▶ _原文抜粋_
* * * * * * *
【日光東照宮の観光ガイド】歴史と美しさが調和する世界遺産
「日光の社寺」として世界遺産に登録されている「日光東照宮」は、戦国の世を終わらせた英雄・徳川家康(とくがわいえやす)を祀る神社だ。
日本屈指の観光スポットとして国内外から人気が高く、国宝や重要文化財に指定された、多くの豪華絢爛な社殿群が訪れた観光客を魅了する。
この記事では「日光東照宮」を初めて観光する人でも楽しめるように、お勧めの見どころを中心に紹介しよう。
日光東照宮ってどんなところ?
栃木県日光市にある「日光東照宮」は、日本を代表する神社のひとつ。
「輪王寺(りんのうじ)」・「二荒山神社(ふたらさんじんじゃ)」とともに、「日光の社寺」の名前で世界遺産に登録されている。
徳川家康をご祭神に祀った(神として崇める)「日光東照宮」は、国内随一のパワースポットとしても有名。
そんな「日光東照宮」の魅力と言えば、日本の伝統的な技術や芸術性の高さを示した豪華絢爛な建築美だ。
境内の建物は華やかな装飾が施され、数多くの彫刻作品があちこちに飾られている。
* * * * * * *
▶ _表示情報_
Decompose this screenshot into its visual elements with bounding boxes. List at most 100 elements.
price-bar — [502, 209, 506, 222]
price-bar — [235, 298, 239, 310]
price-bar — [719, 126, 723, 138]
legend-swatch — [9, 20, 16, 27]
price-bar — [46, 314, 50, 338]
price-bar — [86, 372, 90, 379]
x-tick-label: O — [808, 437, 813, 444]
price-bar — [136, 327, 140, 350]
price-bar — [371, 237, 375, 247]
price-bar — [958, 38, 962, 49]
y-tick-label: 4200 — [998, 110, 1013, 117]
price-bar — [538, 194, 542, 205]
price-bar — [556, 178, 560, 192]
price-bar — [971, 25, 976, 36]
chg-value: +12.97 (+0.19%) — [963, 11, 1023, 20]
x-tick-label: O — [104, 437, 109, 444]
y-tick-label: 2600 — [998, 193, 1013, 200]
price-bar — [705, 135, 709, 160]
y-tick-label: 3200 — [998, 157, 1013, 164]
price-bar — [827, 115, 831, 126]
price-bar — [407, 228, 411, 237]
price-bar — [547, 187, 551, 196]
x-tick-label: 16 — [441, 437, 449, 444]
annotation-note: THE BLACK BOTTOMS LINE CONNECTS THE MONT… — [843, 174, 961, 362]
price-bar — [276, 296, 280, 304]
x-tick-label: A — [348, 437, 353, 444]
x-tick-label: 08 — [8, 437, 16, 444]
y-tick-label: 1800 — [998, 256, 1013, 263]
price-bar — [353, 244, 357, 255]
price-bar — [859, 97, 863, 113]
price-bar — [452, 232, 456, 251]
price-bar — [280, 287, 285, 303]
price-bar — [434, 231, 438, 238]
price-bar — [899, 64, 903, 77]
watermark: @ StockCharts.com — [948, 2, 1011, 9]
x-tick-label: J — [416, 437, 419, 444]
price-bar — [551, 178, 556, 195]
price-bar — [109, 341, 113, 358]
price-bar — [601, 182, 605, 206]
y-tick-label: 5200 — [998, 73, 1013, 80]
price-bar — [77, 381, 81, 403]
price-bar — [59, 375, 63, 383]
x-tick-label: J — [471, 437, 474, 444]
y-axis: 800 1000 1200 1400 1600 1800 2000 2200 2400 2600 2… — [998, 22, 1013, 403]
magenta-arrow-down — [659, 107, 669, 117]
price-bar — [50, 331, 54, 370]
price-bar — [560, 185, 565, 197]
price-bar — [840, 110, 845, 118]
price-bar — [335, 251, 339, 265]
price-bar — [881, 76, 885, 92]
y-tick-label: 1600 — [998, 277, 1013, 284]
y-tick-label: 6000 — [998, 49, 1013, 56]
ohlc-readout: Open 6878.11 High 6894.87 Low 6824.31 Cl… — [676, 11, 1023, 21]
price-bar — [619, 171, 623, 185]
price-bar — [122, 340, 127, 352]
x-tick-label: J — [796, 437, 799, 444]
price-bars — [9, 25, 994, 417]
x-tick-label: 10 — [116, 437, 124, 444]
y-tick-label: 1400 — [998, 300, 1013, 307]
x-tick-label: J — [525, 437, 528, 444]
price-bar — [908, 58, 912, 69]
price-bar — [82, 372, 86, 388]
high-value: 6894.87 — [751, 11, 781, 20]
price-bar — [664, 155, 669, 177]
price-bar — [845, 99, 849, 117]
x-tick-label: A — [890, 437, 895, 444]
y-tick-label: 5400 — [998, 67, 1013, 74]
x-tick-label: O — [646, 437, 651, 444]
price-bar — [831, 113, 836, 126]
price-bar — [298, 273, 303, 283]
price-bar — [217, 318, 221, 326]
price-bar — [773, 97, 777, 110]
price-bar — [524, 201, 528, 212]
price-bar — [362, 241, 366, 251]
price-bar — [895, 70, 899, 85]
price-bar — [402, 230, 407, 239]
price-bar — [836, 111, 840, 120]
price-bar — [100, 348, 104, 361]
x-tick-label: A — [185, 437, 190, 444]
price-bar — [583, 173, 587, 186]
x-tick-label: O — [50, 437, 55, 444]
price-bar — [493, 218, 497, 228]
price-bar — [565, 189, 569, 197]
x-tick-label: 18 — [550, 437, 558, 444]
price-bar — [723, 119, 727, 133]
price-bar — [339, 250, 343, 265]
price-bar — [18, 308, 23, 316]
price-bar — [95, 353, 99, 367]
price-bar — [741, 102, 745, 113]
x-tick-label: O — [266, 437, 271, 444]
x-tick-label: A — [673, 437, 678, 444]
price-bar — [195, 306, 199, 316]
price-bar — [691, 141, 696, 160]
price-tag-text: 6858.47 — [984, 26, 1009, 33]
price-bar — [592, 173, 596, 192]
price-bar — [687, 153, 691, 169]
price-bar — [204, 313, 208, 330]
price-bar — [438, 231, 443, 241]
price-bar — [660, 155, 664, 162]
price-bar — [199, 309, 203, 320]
* * * * * * *
▶ _課題_
[1] 日光東照宮の記事を書き写せ。「この記事では「日光東照宮」を」という語句から始め、「境内の建物は華やかな装飾が施され、数多くの彫刻作品があちこちに飾られている。」まで写したらそこで止めること。
[2] 日光東照宮の記事の最後の文に続けて、その先を書け。

▶ _解答_
[1]
この記事では「日光東照宮」を初めて観光する人でも楽しめるように、お勧めの見どころを中心に紹介しよう。
日光東照宮ってどんなところ?
栃木県日光市にある「日光東照宮」は、日本を代表する神社のひとつ。
「輪王寺(りんのうじ)」・「二荒山神社(ふたらさんじんじゃ)」とともに、「日光の社寺」の名前で世界遺産に登録されている。
徳川家康をご祭神に祀った(神として崇める)「日光東照宮」は、国内随一のパワースポットとしても有名。
そんな「日光東照宮」の魅力と言えば、日本の伝統的な技術や芸術性の高さを示した豪華絢爛な建築美だ。
境内の建物は華やかな装飾が施され、数多くの彫刻作品があちこちに飾られている。

[2]
「眠り猫」や「三猿」、「陽明門」が観光スポットとして知られているが、「日光東照宮」には、この他にも隠れた見どころが満載。
55棟の建築物のうち8棟が国宝、34棟が重要文化財に指定されていると聞けば納得してもらえるだろう。
また、秋になると東照宮全体が紅葉に染まった美しい光景が目の前に広がり、絶好の散策スポットになるのでお勧め。
日光東照宮の成り立ち
「日光東照宮」は徳川家康本人からの遺言により、1617年(家康死後の翌年)に息子の2代将軍・徳川秀忠(とくがわひでただ)によって創建された。
徳川家康の遺言通り、創建当時は現在とは異なり質素な神社であった。
3代将軍・徳川家光(とくがわいえみつ)が家康の二十一回忌に向けて、1634年から2年ほどかけて豪華に大規模改築したものが、現在の主な建造物として残っている。
日光東照宮へのアクセス
日光エリアの移動拠点となる「宇都宮駅」および「日光駅(JR・東武)」から、「日光東照宮」へのアクセスを紹介しよう。
宇都宮駅からのアクセス
- 経路
- 関東自動車バスの8番乗り場(西口)「56系統 日光東照宮行」へ乗車し「日光東照宮」にて下車。バス停から徒歩5分。
- 所要時間
- 約1時間40分
日光駅からのアクセス
- 経路
- 「東武バス日光」へ乗車し「西参道入口」にて下車。バス停から徒歩5分。
- 所要時間
- 約15分
日光東照宮の拝観時間と拝観料金
「日光東照宮」の拝観時間と拝観料は、下記の表を参考にしてほしい。
英語と中国語に対応している境内音声ガイドがあり、1日500円でレンタルできる。
表門をくぐった正面にある場所で貸出ししているため、ぜひ利用してほしい。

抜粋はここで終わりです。